§ **What the exercise asks**: Print the entries that appear below, exactly as written and without their pictures.

§ **Input**:
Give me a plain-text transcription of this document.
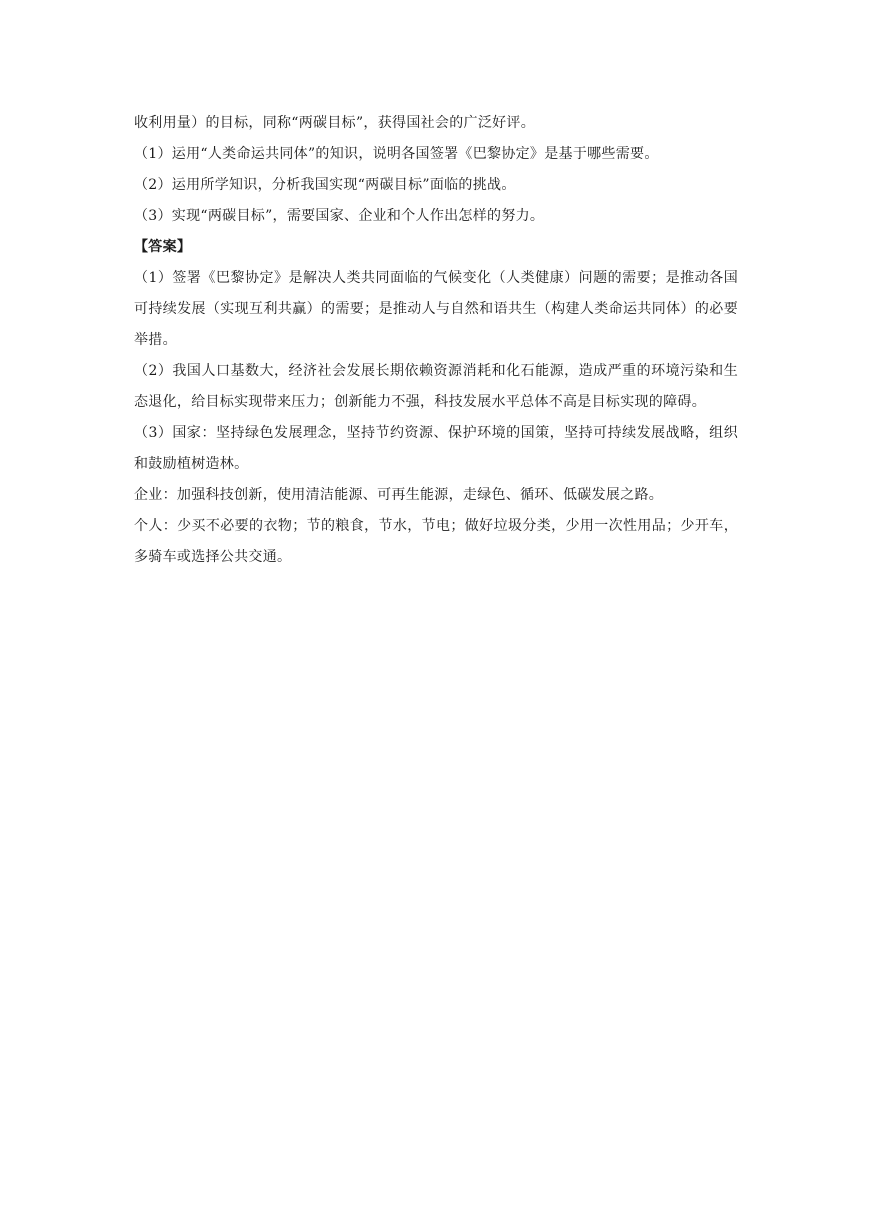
收利用量）的目标，同称“两碳目标”，获得国社会的广泛好评。

（1）运用“人类命运共同体”的知识，说明各国签署《巴黎协定》是基于哪些需要。

（2）运用所学知识，分析我国实现“两碳目标”面临的挑战。

（3）实现“两碳目标”，需要国家、企业和个人作出怎样的努力。

【答案】

（1）签署《巴黎协定》是解决人类共同面临的气候变化（人类健康）问题的需要；是推动各国可持续发展（实现互利共赢）的需要；是推动人与自然和语共生（构建人类命运共同体）的必要举措。

（2）我国人口基数大，经济社会发展长期依赖资源消耗和化石能源，造成严重的环境污染和生态退化，给目标实现带来压力；创新能力不强，科技发展水平总体不高是目标实现的障碍。

（3）国家：坚持绿色发展理念，坚持节约资源、保护环境的国策，坚持可持续发展战略，组织和鼓励植树造林。

企业：加强科技创新，使用清洁能源、可再生能源，走绿色、循环、低碳发展之路。

个人：少买不必要的衣物；节的粮食，节水，节电；做好垃圾分类，少用一次性用品；少开车，多骑车或选择公共交通。
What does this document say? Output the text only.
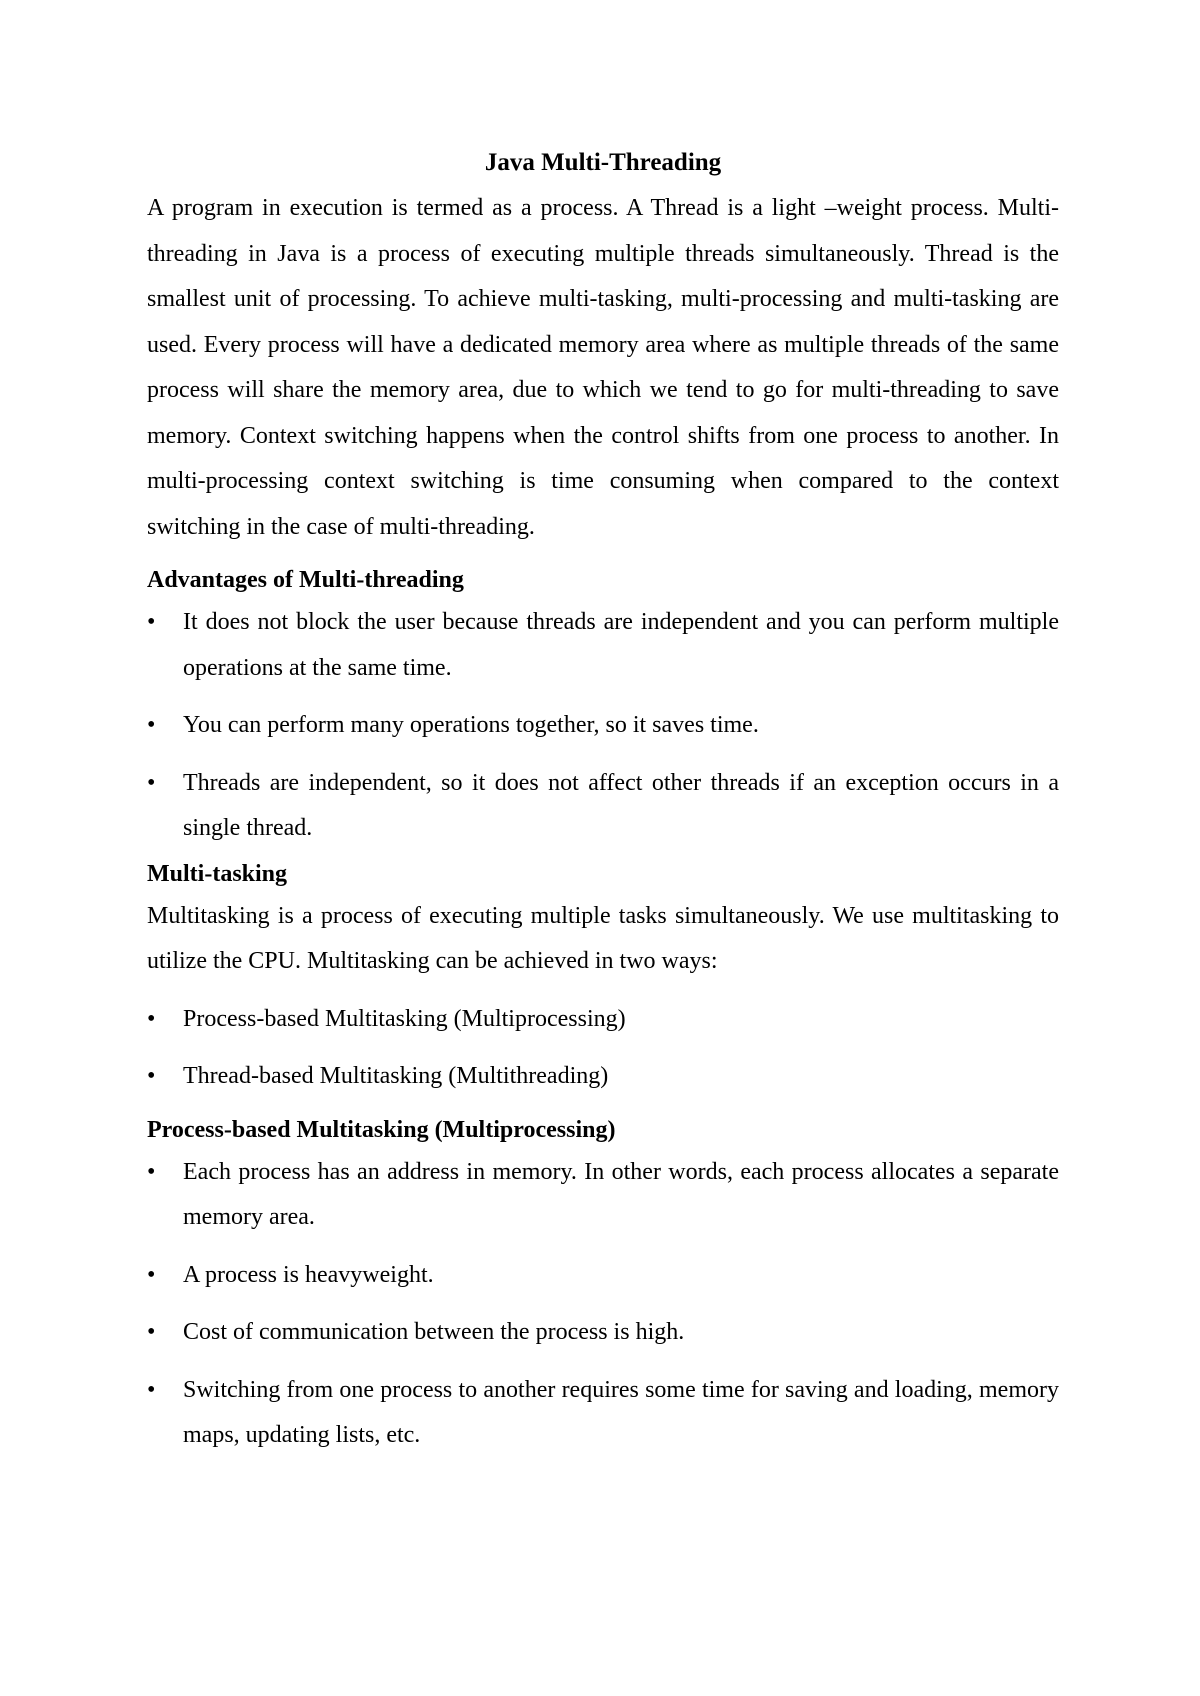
Java Multi-Threading

A program in execution is termed as a process. A Thread is a light –weight process. Multi-threading in Java is a process of executing multiple threads simultaneously. Thread is the smallest unit of processing. To achieve multi-tasking, multi-processing and multi-tasking are used. Every process will have a dedicated memory area where as multiple threads of the same process will share the memory area, due to which we tend to go for multi-threading to save memory. Context switching happens when the control shifts from one process to another. In multi-processing context switching is time consuming when compared to the context switching in the case of multi-threading.

Advantages of Multi-threading
•	It does not block the user because threads are independent and you can perform multiple operations at the same time.
•	You can perform many operations together, so it saves time.
•	Threads are independent, so it does not affect other threads if an exception occurs in a single thread.
Multi-tasking

Multitasking is a process of executing multiple tasks simultaneously. We use multitasking to utilize the CPU. Multitasking can be achieved in two ways:

•	Process-based Multitasking (Multiprocessing)
•	Thread-based Multitasking (Multithreading)
Process-based Multitasking (Multiprocessing)
•	Each process has an address in memory. In other words, each process allocates a separate memory area.
•	A process is heavyweight.
•	Cost of communication between the process is high.
•	Switching from one process to another requires some time for saving and loading, memory maps, updating lists, etc.
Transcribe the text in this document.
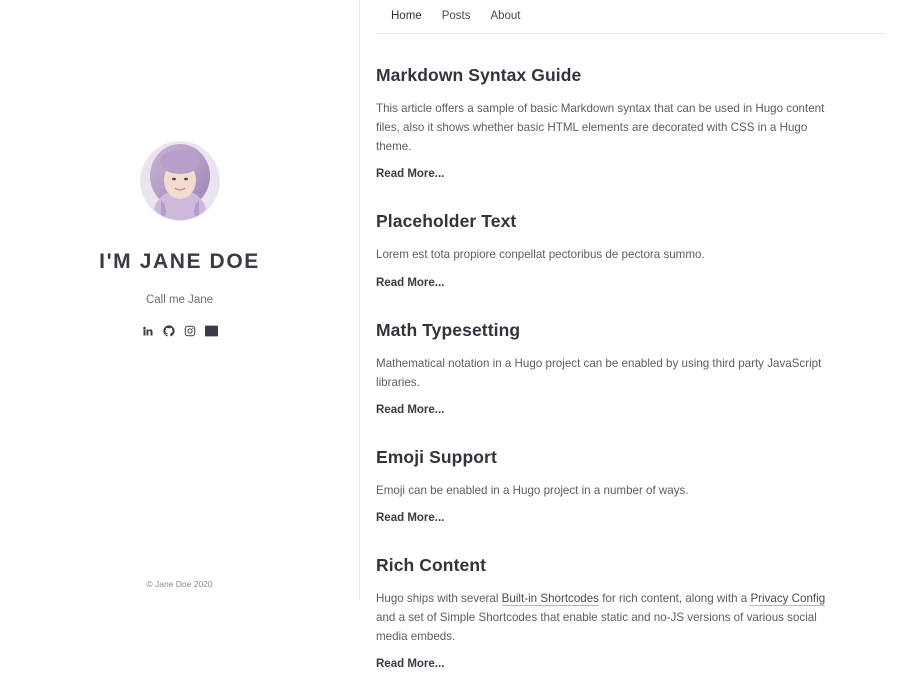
I'M JANE DOE
Call me Jane
© Jane Doe 2020
Home Posts About
Markdown Syntax Guide

This article offers a sample of basic Markdown syntax that can be used in Hugo content files, also it shows whether basic HTML elements are decorated with CSS in a Hugo theme.

Read More...
Placeholder Text

Lorem est tota propiore conpellat pectoribus de pectora summo.

Read More...
Math Typesetting

Mathematical notation in a Hugo project can be enabled by using third party JavaScript libraries.

Read More...
Emoji Support

Emoji can be enabled in a Hugo project in a number of ways.

Read More...
Rich Content

Hugo ships with several Built-in Shortcodes for rich content, along with a Privacy Config and a set of Simple Shortcodes that enable static and no-JS versions of various social media embeds.

Read More...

§ **Response**:
Give me a plain-text transcription of this document.
收利用量）的目标，同称“两碳目标”，获得国社会的广泛好评。

（1）运用“人类命运共同体”的知识，说明各国签署《巴黎协定》是基于哪些需要。

（2）运用所学知识，分析我国实现“两碳目标”面临的挑战。

（3）实现“两碳目标”，需要国家、企业和个人作出怎样的努力。

【答案】

（1）签署《巴黎协定》是解决人类共同面临的气候变化（人类健康）问题的需要；是推动各国可持续发展（实现互利共赢）的需要；是推动人与自然和语共生（构建人类命运共同体）的必要举措。

（2）我国人口基数大，经济社会发展长期依赖资源消耗和化石能源，造成严重的环境污染和生态退化，给目标实现带来压力；创新能力不强，科技发展水平总体不高是目标实现的障碍。

（3）国家：坚持绿色发展理念，坚持节约资源、保护环境的国策，坚持可持续发展战略，组织和鼓励植树造林。

企业：加强科技创新，使用清洁能源、可再生能源，走绿色、循环、低碳发展之路。

个人：少买不必要的衣物；节的粮食，节水，节电；做好垃圾分类，少用一次性用品；少开车，多骑车或选择公共交通。
What does this document say? Output the text only.
Java Multi-Threading

A program in execution is termed as a process. A Thread is a light –weight process. Multi-threading in Java is a process of executing multiple threads simultaneously. Thread is the smallest unit of processing. To achieve multi-tasking, multi-processing and multi-tasking are used. Every process will have a dedicated memory area where as multiple threads of the same process will share the memory area, due to which we tend to go for multi-threading to save memory. Context switching happens when the control shifts from one process to another. In multi-processing context switching is time consuming when compared to the context switching in the case of multi-threading.

Advantages of Multi-threading
•	It does not block the user because threads are independent and you can perform multiple operations at the same time.
•	You can perform many operations together, so it saves time.
•	Threads are independent, so it does not affect other threads if an exception occurs in a single thread.
Multi-tasking

Multitasking is a process of executing multiple tasks simultaneously. We use multitasking to utilize the CPU. Multitasking can be achieved in two ways:

•	Process-based Multitasking (Multiprocessing)
•	Thread-based Multitasking (Multithreading)
Process-based Multitasking (Multiprocessing)
•	Each process has an address in memory. In other words, each process allocates a separate memory area.
•	A process is heavyweight.
•	Cost of communication between the process is high.
•	Switching from one process to another requires some time for saving and loading, memory maps, updating lists, etc.
Transcribe the text in this document.
I'M JANE DOE
Call me Jane
© Jane Doe 2020
Home Posts About
Markdown Syntax Guide

This article offers a sample of basic Markdown syntax that can be used in Hugo content files, also it shows whether basic HTML elements are decorated with CSS in a Hugo theme.

Read More...
Placeholder Text

Lorem est tota propiore conpellat pectoribus de pectora summo.

Read More...
Math Typesetting

Mathematical notation in a Hugo project can be enabled by using third party JavaScript libraries.

Read More...
Emoji Support

Emoji can be enabled in a Hugo project in a number of ways.

Read More...
Rich Content

Hugo ships with several Built-in Shortcodes for rich content, along with a Privacy Config and a set of Simple Shortcodes that enable static and no-JS versions of various social media embeds.

Read More...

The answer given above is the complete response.